Instructions to follow => Filter the records below for the word "Rußland". Copy each line that holds it.

Raw data =>
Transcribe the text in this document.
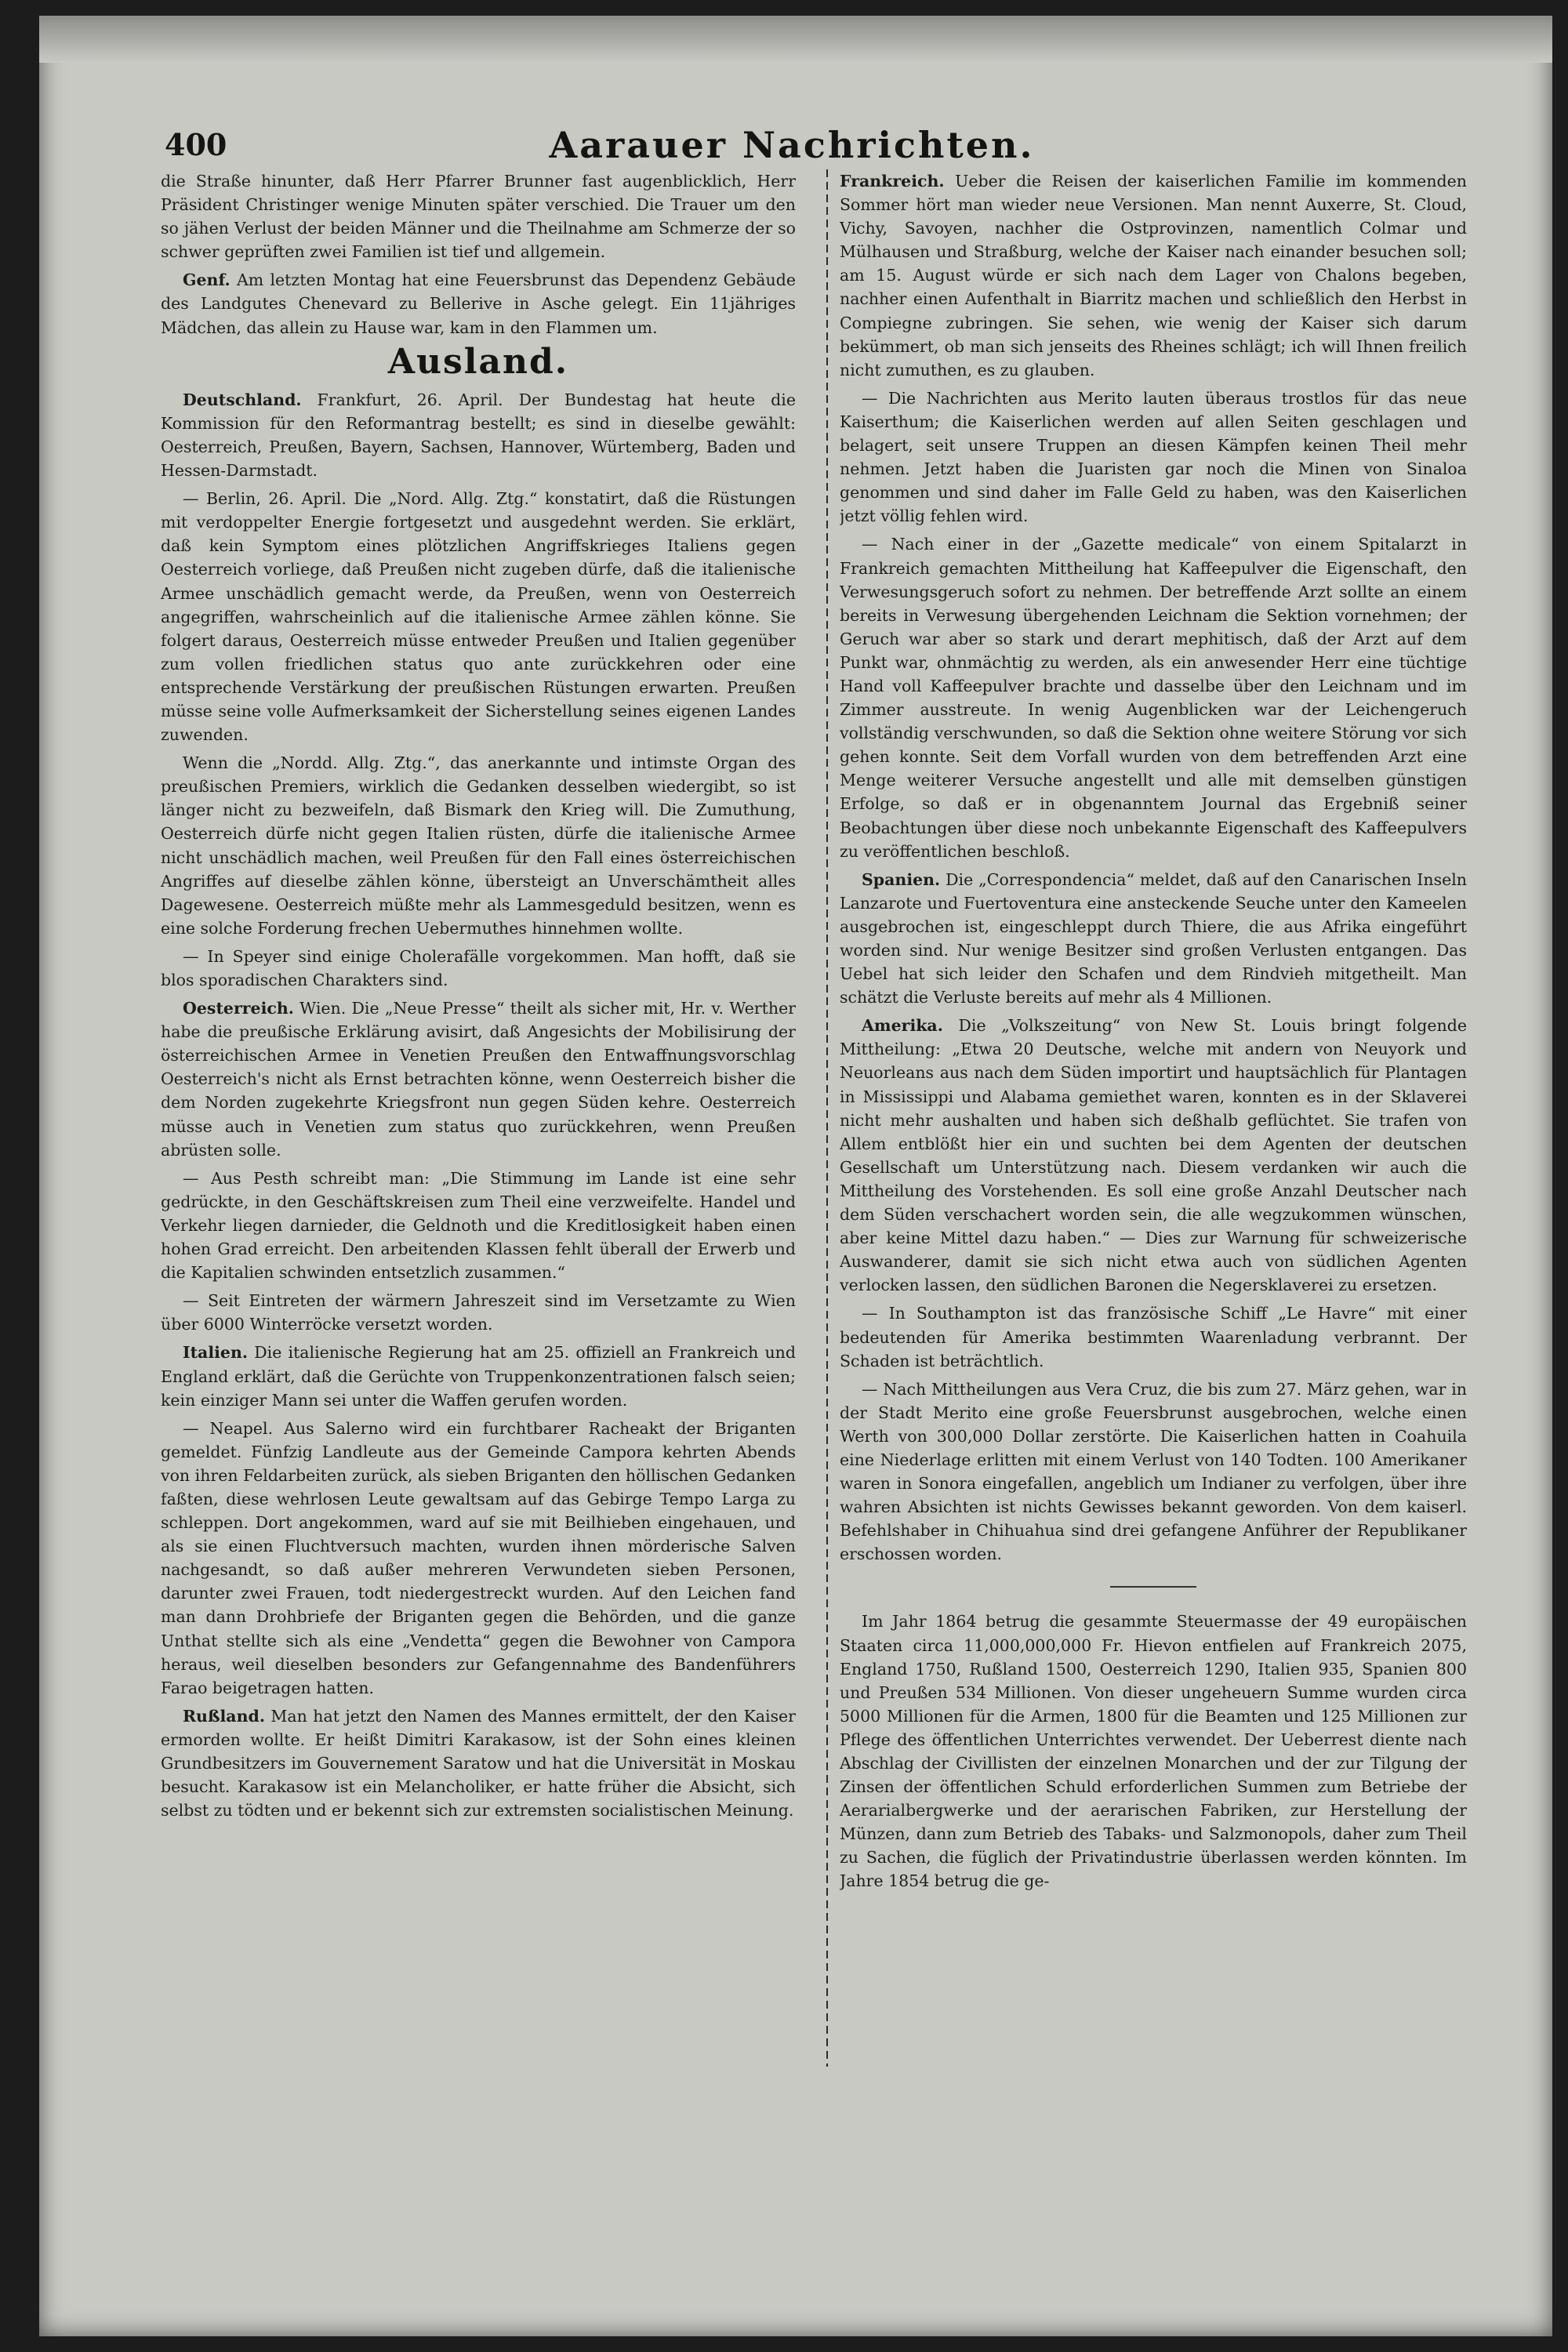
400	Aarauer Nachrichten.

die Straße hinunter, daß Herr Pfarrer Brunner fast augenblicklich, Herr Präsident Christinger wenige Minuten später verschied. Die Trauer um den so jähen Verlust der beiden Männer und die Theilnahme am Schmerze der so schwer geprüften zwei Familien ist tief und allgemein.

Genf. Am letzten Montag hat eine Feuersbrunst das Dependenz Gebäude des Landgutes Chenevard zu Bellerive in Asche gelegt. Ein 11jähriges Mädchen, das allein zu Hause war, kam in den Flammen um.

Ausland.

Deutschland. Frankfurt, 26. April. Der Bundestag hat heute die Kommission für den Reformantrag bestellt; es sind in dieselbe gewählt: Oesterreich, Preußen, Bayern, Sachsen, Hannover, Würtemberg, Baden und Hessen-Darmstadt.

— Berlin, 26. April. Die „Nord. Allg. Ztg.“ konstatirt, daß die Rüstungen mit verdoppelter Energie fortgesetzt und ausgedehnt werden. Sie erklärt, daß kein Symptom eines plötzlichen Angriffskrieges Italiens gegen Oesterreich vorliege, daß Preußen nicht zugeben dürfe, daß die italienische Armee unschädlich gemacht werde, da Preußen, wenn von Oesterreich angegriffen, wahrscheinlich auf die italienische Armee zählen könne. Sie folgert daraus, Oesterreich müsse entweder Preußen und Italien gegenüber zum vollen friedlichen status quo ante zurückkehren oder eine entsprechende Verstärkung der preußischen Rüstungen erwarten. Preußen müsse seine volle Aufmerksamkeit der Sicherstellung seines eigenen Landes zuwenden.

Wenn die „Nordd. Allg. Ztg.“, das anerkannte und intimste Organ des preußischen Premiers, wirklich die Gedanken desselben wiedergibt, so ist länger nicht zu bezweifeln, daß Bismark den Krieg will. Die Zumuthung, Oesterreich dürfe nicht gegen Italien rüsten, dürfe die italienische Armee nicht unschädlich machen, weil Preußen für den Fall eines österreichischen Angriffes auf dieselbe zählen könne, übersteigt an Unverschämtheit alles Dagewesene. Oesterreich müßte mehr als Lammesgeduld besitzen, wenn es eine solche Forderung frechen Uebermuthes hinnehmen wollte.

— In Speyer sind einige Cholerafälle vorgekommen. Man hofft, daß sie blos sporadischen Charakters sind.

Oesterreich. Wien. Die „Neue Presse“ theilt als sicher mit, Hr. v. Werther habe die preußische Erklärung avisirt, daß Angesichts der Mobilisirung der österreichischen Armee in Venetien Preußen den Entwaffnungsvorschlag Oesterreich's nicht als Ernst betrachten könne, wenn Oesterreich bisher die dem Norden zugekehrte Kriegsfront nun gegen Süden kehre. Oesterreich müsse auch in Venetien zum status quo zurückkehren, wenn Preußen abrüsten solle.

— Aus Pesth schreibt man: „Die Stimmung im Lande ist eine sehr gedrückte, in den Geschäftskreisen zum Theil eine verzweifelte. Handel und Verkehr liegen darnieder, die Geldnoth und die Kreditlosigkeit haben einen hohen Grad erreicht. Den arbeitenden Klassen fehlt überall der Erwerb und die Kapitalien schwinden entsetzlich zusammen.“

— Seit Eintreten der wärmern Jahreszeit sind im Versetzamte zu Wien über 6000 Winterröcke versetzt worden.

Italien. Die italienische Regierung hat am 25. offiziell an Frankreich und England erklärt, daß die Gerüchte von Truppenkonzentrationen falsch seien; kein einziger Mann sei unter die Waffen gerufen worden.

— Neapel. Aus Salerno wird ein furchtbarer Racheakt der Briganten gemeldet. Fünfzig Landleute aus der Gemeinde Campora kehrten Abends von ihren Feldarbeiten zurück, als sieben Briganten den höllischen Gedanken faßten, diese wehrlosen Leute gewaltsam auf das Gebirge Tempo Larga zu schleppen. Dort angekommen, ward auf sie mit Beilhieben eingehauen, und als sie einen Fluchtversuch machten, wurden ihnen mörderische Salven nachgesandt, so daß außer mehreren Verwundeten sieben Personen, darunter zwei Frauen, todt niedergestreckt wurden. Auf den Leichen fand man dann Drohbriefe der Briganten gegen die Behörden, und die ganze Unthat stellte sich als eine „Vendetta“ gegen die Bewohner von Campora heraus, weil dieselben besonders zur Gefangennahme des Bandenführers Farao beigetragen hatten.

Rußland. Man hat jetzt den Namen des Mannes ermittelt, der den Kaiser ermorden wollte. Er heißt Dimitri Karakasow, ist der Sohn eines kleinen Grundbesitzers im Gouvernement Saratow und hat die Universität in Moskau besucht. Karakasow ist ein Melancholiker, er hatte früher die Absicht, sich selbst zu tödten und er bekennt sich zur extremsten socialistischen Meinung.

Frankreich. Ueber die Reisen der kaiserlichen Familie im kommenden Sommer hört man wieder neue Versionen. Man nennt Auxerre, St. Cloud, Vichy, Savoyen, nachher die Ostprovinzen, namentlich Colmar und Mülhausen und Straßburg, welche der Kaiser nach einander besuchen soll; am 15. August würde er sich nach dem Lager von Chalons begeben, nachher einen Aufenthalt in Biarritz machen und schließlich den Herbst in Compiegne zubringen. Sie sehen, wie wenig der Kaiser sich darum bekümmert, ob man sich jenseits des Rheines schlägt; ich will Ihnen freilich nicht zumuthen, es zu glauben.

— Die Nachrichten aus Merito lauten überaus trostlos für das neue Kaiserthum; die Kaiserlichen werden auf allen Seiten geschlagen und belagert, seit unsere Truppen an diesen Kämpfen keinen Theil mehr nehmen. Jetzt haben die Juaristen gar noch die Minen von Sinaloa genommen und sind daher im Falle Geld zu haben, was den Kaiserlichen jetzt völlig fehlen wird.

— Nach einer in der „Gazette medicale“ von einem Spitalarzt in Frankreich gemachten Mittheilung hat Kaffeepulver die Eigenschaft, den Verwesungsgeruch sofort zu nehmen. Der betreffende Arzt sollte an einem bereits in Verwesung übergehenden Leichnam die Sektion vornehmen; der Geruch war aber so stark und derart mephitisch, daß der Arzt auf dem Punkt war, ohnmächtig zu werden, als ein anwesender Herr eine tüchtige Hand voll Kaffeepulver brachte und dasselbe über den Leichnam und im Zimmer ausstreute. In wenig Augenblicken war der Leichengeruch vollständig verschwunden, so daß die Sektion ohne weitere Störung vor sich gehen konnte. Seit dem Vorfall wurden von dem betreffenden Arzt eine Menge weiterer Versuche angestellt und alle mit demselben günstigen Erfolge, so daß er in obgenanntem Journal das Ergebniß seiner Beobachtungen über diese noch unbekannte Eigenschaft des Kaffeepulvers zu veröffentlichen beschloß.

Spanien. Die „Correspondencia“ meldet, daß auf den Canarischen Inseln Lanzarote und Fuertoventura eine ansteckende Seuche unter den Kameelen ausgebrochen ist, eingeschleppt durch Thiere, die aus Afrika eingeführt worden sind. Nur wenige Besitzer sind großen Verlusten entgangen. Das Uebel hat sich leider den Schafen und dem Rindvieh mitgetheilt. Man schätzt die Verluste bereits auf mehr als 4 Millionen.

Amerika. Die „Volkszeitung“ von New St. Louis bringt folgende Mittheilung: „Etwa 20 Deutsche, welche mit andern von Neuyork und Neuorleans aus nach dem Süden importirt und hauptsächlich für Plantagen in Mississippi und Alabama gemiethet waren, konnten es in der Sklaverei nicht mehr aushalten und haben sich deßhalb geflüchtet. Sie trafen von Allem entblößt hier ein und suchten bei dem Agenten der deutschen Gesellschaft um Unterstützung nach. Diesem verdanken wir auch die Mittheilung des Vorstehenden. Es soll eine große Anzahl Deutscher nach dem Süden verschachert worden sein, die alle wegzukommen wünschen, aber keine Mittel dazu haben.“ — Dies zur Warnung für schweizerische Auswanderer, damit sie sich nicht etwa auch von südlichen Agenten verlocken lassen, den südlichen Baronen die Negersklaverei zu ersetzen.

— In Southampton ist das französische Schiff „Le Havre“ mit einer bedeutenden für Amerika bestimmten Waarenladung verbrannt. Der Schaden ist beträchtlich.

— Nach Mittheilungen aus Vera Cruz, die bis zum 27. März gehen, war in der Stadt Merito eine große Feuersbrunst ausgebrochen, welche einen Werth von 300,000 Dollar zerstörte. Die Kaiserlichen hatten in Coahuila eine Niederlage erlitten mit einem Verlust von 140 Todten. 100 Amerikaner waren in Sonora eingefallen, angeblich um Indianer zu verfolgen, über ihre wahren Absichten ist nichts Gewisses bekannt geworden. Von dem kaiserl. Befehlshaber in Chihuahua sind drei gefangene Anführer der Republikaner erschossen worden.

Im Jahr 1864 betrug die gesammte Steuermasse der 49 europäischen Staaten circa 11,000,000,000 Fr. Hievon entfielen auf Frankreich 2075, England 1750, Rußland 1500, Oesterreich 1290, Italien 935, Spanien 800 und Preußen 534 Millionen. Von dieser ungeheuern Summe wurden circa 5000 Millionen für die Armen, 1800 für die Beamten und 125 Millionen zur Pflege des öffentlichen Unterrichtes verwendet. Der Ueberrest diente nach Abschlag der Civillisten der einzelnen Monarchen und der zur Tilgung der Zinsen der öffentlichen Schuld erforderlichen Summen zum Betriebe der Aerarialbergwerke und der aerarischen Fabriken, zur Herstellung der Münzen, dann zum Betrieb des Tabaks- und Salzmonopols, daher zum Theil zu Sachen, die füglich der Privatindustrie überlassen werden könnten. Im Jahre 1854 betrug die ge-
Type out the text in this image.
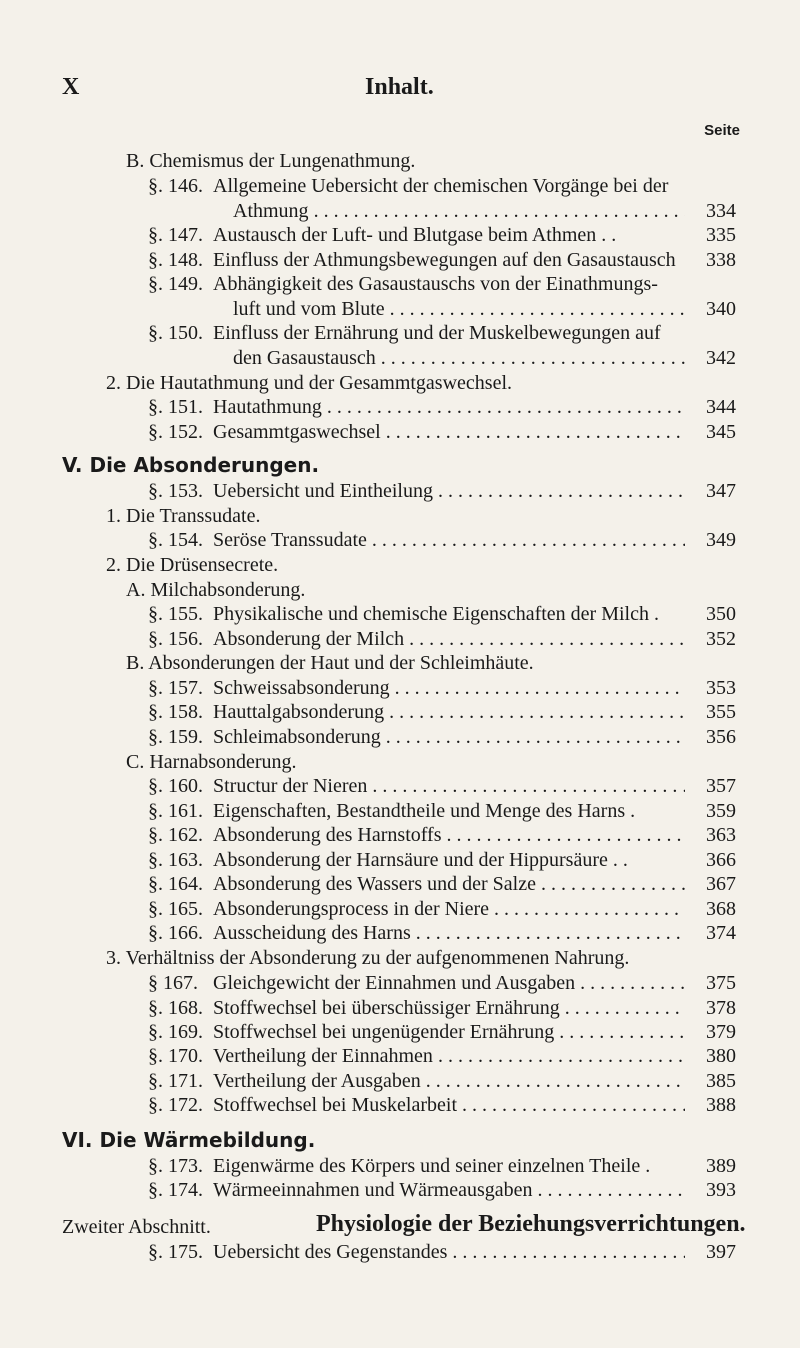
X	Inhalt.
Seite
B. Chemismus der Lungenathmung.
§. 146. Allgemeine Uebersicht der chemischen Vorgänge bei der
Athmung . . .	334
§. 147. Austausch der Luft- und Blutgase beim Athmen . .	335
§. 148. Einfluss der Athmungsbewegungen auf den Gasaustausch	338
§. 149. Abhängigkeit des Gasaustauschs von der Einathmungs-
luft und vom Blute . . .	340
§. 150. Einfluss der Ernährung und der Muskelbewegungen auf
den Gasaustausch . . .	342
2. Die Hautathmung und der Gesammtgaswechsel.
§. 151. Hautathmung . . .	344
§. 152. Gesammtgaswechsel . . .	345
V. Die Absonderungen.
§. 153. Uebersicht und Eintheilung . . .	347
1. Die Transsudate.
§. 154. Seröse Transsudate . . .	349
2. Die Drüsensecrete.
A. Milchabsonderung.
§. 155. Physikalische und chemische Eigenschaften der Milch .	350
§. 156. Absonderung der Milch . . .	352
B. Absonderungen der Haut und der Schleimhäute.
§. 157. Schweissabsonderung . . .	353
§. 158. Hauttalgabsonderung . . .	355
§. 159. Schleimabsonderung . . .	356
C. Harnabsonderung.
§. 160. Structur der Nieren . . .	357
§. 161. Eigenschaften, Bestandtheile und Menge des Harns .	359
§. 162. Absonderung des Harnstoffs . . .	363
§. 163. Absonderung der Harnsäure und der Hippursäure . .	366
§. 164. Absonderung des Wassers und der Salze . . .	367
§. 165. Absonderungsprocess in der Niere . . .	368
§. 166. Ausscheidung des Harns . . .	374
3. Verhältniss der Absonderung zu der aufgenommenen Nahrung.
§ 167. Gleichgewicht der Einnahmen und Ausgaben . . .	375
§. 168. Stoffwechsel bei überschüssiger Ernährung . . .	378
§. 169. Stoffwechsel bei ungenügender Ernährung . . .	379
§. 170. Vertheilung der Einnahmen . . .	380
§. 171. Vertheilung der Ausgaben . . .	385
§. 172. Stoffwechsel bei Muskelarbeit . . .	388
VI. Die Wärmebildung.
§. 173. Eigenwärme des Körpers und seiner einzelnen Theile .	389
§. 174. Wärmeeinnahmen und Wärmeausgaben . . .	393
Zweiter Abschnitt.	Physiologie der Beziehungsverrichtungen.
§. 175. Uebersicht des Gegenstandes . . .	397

Response box =>
Rußland. Man hat jetzt den Namen des Mannes ermittelt, der den Kaiser ermorden wollte. Er heißt Dimitri Karakasow, ist der Sohn eines kleinen Grundbesitzers im Gouvernement Saratow und hat die Universität in Moskau besucht. Karakasow ist ein Melancholiker, er hatte früher die Absicht, sich selbst zu tödten und er bekennt sich zur extremsten socialistischen Meinung.
Im Jahr 1864 betrug die gesammte Steuermasse der 49 europäischen Staaten circa 11,000,000,000 Fr. Hievon entfielen auf Frankreich 2075, England 1750, Rußland 1500, Oesterreich 1290, Italien 935, Spanien 800 und Preußen 534 Millionen. Von dieser ungeheuern Summe wurden circa 5000 Millionen für die Armen, 1800 für die Beamten und 125 Millionen zur Pflege des öffentlichen Unterrichtes verwendet. Der Ueberrest diente nach Abschlag der Civillisten der einzelnen Monarchen und der zur Tilgung der Zinsen der öffentlichen Schuld erforderlichen Summen zum Betriebe der Aerarialbergwerke und der aerarischen Fabriken, zur Herstellung der Münzen, dann zum Betrieb des Tabaks- und Salzmonopols, daher zum Theil zu Sachen, die füglich der Privatindustrie überlassen werden könnten. Im Jahre 1854 betrug die ge-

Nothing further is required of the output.